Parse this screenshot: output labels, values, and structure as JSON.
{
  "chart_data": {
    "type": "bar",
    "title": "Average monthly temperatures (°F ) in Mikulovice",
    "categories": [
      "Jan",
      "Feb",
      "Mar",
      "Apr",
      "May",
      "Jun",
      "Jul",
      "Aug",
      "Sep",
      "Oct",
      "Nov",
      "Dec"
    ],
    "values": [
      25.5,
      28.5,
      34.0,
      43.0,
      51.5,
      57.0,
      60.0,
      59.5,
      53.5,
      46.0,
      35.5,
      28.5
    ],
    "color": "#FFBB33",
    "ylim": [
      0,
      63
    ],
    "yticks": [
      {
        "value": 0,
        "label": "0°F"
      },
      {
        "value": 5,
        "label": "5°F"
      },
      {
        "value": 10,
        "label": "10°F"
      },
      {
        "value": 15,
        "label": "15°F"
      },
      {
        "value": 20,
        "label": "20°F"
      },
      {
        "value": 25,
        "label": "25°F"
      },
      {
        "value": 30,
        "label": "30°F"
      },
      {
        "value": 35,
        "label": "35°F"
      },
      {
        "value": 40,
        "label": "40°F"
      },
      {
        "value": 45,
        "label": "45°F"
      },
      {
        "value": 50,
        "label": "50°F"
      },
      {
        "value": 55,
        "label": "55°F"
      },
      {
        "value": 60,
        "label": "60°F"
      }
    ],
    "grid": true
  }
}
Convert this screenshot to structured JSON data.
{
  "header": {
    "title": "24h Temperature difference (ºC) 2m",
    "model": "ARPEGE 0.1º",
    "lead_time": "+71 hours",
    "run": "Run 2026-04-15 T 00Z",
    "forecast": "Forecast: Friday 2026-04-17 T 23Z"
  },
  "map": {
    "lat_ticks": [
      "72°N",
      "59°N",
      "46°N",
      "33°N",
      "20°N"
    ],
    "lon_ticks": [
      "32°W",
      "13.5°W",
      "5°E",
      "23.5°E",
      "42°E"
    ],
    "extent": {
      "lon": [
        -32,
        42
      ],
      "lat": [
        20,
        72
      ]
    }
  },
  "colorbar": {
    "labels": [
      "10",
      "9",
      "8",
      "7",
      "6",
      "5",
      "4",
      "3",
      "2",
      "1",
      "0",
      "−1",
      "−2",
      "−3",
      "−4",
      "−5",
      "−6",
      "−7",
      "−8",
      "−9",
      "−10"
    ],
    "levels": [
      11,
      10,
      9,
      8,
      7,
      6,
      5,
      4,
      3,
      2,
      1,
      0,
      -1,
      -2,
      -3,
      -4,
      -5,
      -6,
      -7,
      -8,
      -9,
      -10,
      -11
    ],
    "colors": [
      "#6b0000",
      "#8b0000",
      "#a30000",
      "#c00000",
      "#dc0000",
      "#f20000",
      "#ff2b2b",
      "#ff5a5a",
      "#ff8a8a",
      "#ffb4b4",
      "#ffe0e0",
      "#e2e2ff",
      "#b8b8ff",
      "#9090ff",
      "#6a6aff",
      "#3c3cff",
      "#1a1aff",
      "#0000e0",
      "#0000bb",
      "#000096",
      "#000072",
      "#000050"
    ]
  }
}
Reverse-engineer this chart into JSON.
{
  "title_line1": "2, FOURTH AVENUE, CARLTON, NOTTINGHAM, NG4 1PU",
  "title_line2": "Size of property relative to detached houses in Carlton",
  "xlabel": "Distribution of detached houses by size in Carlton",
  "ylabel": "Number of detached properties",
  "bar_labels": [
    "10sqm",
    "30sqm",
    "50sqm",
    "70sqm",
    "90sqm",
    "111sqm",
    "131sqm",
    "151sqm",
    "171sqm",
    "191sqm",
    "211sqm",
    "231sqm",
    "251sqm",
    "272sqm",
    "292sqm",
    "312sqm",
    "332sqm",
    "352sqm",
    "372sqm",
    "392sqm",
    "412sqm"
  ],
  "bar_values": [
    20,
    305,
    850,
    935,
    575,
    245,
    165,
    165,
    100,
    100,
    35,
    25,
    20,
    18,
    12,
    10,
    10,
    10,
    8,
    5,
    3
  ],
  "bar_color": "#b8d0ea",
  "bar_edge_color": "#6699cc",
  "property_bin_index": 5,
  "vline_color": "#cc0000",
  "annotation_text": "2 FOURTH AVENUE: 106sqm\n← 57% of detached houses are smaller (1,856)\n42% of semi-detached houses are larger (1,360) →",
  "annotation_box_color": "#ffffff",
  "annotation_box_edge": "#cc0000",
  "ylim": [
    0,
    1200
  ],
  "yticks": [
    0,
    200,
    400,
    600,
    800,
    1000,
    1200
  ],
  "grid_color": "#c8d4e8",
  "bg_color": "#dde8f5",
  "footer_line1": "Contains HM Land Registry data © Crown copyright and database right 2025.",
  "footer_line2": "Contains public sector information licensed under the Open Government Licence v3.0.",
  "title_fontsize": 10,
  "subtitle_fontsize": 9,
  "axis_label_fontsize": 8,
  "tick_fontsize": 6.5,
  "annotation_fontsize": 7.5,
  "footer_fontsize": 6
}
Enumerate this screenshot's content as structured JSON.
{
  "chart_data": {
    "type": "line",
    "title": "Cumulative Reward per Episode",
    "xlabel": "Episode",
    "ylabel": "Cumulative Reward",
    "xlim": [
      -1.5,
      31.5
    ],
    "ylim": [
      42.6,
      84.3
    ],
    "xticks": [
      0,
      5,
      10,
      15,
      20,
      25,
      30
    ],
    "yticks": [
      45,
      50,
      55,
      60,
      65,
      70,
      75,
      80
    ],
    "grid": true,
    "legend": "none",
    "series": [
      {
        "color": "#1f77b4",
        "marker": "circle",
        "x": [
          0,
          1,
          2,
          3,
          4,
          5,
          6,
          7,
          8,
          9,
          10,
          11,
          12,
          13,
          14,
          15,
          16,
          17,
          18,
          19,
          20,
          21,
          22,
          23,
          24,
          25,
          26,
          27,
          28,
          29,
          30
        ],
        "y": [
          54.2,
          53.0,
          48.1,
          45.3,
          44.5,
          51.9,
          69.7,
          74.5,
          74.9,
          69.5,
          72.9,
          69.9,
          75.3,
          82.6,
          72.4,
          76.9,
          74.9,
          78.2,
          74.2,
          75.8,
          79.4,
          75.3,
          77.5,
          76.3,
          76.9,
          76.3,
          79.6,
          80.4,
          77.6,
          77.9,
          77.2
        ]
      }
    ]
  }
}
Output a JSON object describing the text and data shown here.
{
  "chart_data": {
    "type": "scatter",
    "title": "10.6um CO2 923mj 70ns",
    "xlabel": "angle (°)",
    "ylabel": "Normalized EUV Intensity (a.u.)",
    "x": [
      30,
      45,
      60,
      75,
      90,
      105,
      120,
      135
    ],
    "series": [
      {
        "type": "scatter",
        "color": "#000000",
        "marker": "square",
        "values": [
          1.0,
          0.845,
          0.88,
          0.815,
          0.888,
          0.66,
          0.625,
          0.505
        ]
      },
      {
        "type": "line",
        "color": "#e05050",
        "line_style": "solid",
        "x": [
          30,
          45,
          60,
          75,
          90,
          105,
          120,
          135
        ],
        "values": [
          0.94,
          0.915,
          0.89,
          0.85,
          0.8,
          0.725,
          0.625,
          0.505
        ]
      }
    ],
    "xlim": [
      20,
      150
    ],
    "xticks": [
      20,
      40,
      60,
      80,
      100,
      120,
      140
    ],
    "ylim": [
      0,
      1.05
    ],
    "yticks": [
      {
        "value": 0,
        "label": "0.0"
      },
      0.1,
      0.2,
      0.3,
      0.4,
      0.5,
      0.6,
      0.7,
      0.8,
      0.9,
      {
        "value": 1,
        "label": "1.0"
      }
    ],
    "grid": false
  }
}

━━━━━━━━

* **Short problem**
Provide all the records again, word for word.

* **Full response**
Parse this screenshot: output labels, values, and structure as JSON.
{
  "chart_data": {
    "type": "bar",
    "title": "Average monthly temperatures (°F ) in Mikulovice",
    "categories": [
      "Jan",
      "Feb",
      "Mar",
      "Apr",
      "May",
      "Jun",
      "Jul",
      "Aug",
      "Sep",
      "Oct",
      "Nov",
      "Dec"
    ],
    "values": [
      25.5,
      28.5,
      34.0,
      43.0,
      51.5,
      57.0,
      60.0,
      59.5,
      53.5,
      46.0,
      35.5,
      28.5
    ],
    "color": "#FFBB33",
    "ylim": [
      0,
      63
    ],
    "yticks": [
      {
        "value": 0,
        "label": "0°F"
      },
      {
        "value": 5,
        "label": "5°F"
      },
      {
        "value": 10,
        "label": "10°F"
      },
      {
        "value": 15,
        "label": "15°F"
      },
      {
        "value": 20,
        "label": "20°F"
      },
      {
        "value": 25,
        "label": "25°F"
      },
      {
        "value": 30,
        "label": "30°F"
      },
      {
        "value": 35,
        "label": "35°F"
      },
      {
        "value": 40,
        "label": "40°F"
      },
      {
        "value": 45,
        "label": "45°F"
      },
      {
        "value": 50,
        "label": "50°F"
      },
      {
        "value": 55,
        "label": "55°F"
      },
      {
        "value": 60,
        "label": "60°F"
      }
    ],
    "grid": true
  }
}
Convert this screenshot to structured JSON data.
{
  "header": {
    "title": "24h Temperature difference (ºC) 2m",
    "model": "ARPEGE 0.1º",
    "lead_time": "+71 hours",
    "run": "Run 2026-04-15 T 00Z",
    "forecast": "Forecast: Friday 2026-04-17 T 23Z"
  },
  "map": {
    "lat_ticks": [
      "72°N",
      "59°N",
      "46°N",
      "33°N",
      "20°N"
    ],
    "lon_ticks": [
      "32°W",
      "13.5°W",
      "5°E",
      "23.5°E",
      "42°E"
    ],
    "extent": {
      "lon": [
        -32,
        42
      ],
      "lat": [
        20,
        72
      ]
    }
  },
  "colorbar": {
    "labels": [
      "10",
      "9",
      "8",
      "7",
      "6",
      "5",
      "4",
      "3",
      "2",
      "1",
      "0",
      "−1",
      "−2",
      "−3",
      "−4",
      "−5",
      "−6",
      "−7",
      "−8",
      "−9",
      "−10"
    ],
    "levels": [
      11,
      10,
      9,
      8,
      7,
      6,
      5,
      4,
      3,
      2,
      1,
      0,
      -1,
      -2,
      -3,
      -4,
      -5,
      -6,
      -7,
      -8,
      -9,
      -10,
      -11
    ],
    "colors": [
      "#6b0000",
      "#8b0000",
      "#a30000",
      "#c00000",
      "#dc0000",
      "#f20000",
      "#ff2b2b",
      "#ff5a5a",
      "#ff8a8a",
      "#ffb4b4",
      "#ffe0e0",
      "#e2e2ff",
      "#b8b8ff",
      "#9090ff",
      "#6a6aff",
      "#3c3cff",
      "#1a1aff",
      "#0000e0",
      "#0000bb",
      "#000096",
      "#000072",
      "#000050"
    ]
  }
}
Reverse-engineer this chart into JSON.
{
  "title_line1": "2, FOURTH AVENUE, CARLTON, NOTTINGHAM, NG4 1PU",
  "title_line2": "Size of property relative to detached houses in Carlton",
  "xlabel": "Distribution of detached houses by size in Carlton",
  "ylabel": "Number of detached properties",
  "bar_labels": [
    "10sqm",
    "30sqm",
    "50sqm",
    "70sqm",
    "90sqm",
    "111sqm",
    "131sqm",
    "151sqm",
    "171sqm",
    "191sqm",
    "211sqm",
    "231sqm",
    "251sqm",
    "272sqm",
    "292sqm",
    "312sqm",
    "332sqm",
    "352sqm",
    "372sqm",
    "392sqm",
    "412sqm"
  ],
  "bar_values": [
    20,
    305,
    850,
    935,
    575,
    245,
    165,
    165,
    100,
    100,
    35,
    25,
    20,
    18,
    12,
    10,
    10,
    10,
    8,
    5,
    3
  ],
  "bar_color": "#b8d0ea",
  "bar_edge_color": "#6699cc",
  "property_bin_index": 5,
  "vline_color": "#cc0000",
  "annotation_text": "2 FOURTH AVENUE: 106sqm\n← 57% of detached houses are smaller (1,856)\n42% of semi-detached houses are larger (1,360) →",
  "annotation_box_color": "#ffffff",
  "annotation_box_edge": "#cc0000",
  "ylim": [
    0,
    1200
  ],
  "yticks": [
    0,
    200,
    400,
    600,
    800,
    1000,
    1200
  ],
  "grid_color": "#c8d4e8",
  "bg_color": "#dde8f5",
  "footer_line1": "Contains HM Land Registry data © Crown copyright and database right 2025.",
  "footer_line2": "Contains public sector information licensed under the Open Government Licence v3.0.",
  "title_fontsize": 10,
  "subtitle_fontsize": 9,
  "axis_label_fontsize": 8,
  "tick_fontsize": 6.5,
  "annotation_fontsize": 7.5,
  "footer_fontsize": 6
}
Enumerate this screenshot's content as structured JSON.
{
  "chart_data": {
    "type": "line",
    "title": "Cumulative Reward per Episode",
    "xlabel": "Episode",
    "ylabel": "Cumulative Reward",
    "xlim": [
      -1.5,
      31.5
    ],
    "ylim": [
      42.6,
      84.3
    ],
    "xticks": [
      0,
      5,
      10,
      15,
      20,
      25,
      30
    ],
    "yticks": [
      45,
      50,
      55,
      60,
      65,
      70,
      75,
      80
    ],
    "grid": true,
    "legend": "none",
    "series": [
      {
        "color": "#1f77b4",
        "marker": "circle",
        "x": [
          0,
          1,
          2,
          3,
          4,
          5,
          6,
          7,
          8,
          9,
          10,
          11,
          12,
          13,
          14,
          15,
          16,
          17,
          18,
          19,
          20,
          21,
          22,
          23,
          24,
          25,
          26,
          27,
          28,
          29,
          30
        ],
        "y": [
          54.2,
          53.0,
          48.1,
          45.3,
          44.5,
          51.9,
          69.7,
          74.5,
          74.9,
          69.5,
          72.9,
          69.9,
          75.3,
          82.6,
          72.4,
          76.9,
          74.9,
          78.2,
          74.2,
          75.8,
          79.4,
          75.3,
          77.5,
          76.3,
          76.9,
          76.3,
          79.6,
          80.4,
          77.6,
          77.9,
          77.2
        ]
      }
    ]
  }
}
Output a JSON object describing the text and data shown here.
{
  "chart_data": {
    "type": "scatter",
    "title": "10.6um CO2 923mj 70ns",
    "xlabel": "angle (°)",
    "ylabel": "Normalized EUV Intensity (a.u.)",
    "x": [
      30,
      45,
      60,
      75,
      90,
      105,
      120,
      135
    ],
    "series": [
      {
        "type": "scatter",
        "color": "#000000",
        "marker": "square",
        "values": [
          1.0,
          0.845,
          0.88,
          0.815,
          0.888,
          0.66,
          0.625,
          0.505
        ]
      },
      {
        "type": "line",
        "color": "#e05050",
        "line_style": "solid",
        "x": [
          30,
          45,
          60,
          75,
          90,
          105,
          120,
          135
        ],
        "values": [
          0.94,
          0.915,
          0.89,
          0.85,
          0.8,
          0.725,
          0.625,
          0.505
        ]
      }
    ],
    "xlim": [
      20,
      150
    ],
    "xticks": [
      20,
      40,
      60,
      80,
      100,
      120,
      140
    ],
    "ylim": [
      0,
      1.05
    ],
    "yticks": [
      {
        "value": 0,
        "label": "0.0"
      },
      0.1,
      0.2,
      0.3,
      0.4,
      0.5,
      0.6,
      0.7,
      0.8,
      0.9,
      {
        "value": 1,
        "label": "1.0"
      }
    ],
    "grid": false
  }
}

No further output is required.